* begin Input rows *

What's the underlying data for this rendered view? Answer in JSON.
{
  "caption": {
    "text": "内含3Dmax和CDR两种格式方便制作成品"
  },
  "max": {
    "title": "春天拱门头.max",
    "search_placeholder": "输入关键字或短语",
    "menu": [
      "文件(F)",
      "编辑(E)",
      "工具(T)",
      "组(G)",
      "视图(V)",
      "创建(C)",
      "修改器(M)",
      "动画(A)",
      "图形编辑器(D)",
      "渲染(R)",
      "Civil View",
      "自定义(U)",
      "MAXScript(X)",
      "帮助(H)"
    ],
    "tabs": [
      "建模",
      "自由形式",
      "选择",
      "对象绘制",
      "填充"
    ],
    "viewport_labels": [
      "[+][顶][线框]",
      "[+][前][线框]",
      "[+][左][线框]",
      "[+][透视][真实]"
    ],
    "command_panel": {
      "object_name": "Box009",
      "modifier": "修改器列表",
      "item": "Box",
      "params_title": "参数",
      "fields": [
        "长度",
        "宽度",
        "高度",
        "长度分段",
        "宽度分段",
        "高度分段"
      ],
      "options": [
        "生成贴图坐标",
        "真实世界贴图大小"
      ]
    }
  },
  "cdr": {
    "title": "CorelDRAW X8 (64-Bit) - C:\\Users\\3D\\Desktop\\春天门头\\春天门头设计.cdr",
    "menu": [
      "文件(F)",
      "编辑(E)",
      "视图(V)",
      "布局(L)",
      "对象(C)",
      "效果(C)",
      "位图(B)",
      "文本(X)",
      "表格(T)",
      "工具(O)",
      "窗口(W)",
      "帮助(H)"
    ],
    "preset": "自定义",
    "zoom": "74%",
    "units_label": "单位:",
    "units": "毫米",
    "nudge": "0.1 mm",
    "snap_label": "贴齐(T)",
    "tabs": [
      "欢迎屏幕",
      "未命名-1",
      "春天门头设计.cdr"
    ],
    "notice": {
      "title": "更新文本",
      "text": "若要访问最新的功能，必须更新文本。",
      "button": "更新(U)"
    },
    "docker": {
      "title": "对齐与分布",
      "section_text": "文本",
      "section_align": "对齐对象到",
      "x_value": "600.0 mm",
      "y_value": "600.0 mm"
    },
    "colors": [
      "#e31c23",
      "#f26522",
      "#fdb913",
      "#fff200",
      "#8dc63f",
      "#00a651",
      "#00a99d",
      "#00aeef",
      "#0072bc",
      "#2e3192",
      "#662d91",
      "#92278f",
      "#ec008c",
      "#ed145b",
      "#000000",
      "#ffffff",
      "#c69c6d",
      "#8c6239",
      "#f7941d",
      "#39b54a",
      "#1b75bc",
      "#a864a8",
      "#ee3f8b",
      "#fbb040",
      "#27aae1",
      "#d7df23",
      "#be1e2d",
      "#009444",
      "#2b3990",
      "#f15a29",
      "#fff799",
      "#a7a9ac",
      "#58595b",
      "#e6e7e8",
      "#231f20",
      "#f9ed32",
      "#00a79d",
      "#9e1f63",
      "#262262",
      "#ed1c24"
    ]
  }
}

* end Input rows *

Extract the complete set of records unchanged.

What's the underlying data for this rendered view? Answer in JSON.
{
  "caption": {
    "text": "内含3Dmax和CDR两种格式方便制作成品"
  },
  "max": {
    "title": "春天拱门头.max",
    "search_placeholder": "输入关键字或短语",
    "menu": [
      "文件(F)",
      "编辑(E)",
      "工具(T)",
      "组(G)",
      "视图(V)",
      "创建(C)",
      "修改器(M)",
      "动画(A)",
      "图形编辑器(D)",
      "渲染(R)",
      "Civil View",
      "自定义(U)",
      "MAXScript(X)",
      "帮助(H)"
    ],
    "tabs": [
      "建模",
      "自由形式",
      "选择",
      "对象绘制",
      "填充"
    ],
    "viewport_labels": [
      "[+][顶][线框]",
      "[+][前][线框]",
      "[+][左][线框]",
      "[+][透视][真实]"
    ],
    "command_panel": {
      "object_name": "Box009",
      "modifier": "修改器列表",
      "item": "Box",
      "params_title": "参数",
      "fields": [
        "长度",
        "宽度",
        "高度",
        "长度分段",
        "宽度分段",
        "高度分段"
      ],
      "options": [
        "生成贴图坐标",
        "真实世界贴图大小"
      ]
    }
  },
  "cdr": {
    "title": "CorelDRAW X8 (64-Bit) - C:\\Users\\3D\\Desktop\\春天门头\\春天门头设计.cdr",
    "menu": [
      "文件(F)",
      "编辑(E)",
      "视图(V)",
      "布局(L)",
      "对象(C)",
      "效果(C)",
      "位图(B)",
      "文本(X)",
      "表格(T)",
      "工具(O)",
      "窗口(W)",
      "帮助(H)"
    ],
    "preset": "自定义",
    "zoom": "74%",
    "units_label": "单位:",
    "units": "毫米",
    "nudge": "0.1 mm",
    "snap_label": "贴齐(T)",
    "tabs": [
      "欢迎屏幕",
      "未命名-1",
      "春天门头设计.cdr"
    ],
    "notice": {
      "title": "更新文本",
      "text": "若要访问最新的功能，必须更新文本。",
      "button": "更新(U)"
    },
    "docker": {
      "title": "对齐与分布",
      "section_text": "文本",
      "section_align": "对齐对象到",
      "x_value": "600.0 mm",
      "y_value": "600.0 mm"
    },
    "colors": [
      "#e31c23",
      "#f26522",
      "#fdb913",
      "#fff200",
      "#8dc63f",
      "#00a651",
      "#00a99d",
      "#00aeef",
      "#0072bc",
      "#2e3192",
      "#662d91",
      "#92278f",
      "#ec008c",
      "#ed145b",
      "#000000",
      "#ffffff",
      "#c69c6d",
      "#8c6239",
      "#f7941d",
      "#39b54a",
      "#1b75bc",
      "#a864a8",
      "#ee3f8b",
      "#fbb040",
      "#27aae1",
      "#d7df23",
      "#be1e2d",
      "#009444",
      "#2b3990",
      "#f15a29",
      "#fff799",
      "#a7a9ac",
      "#58595b",
      "#e6e7e8",
      "#231f20",
      "#f9ed32",
      "#00a79d",
      "#9e1f63",
      "#262262",
      "#ed1c24"
    ]
  }
}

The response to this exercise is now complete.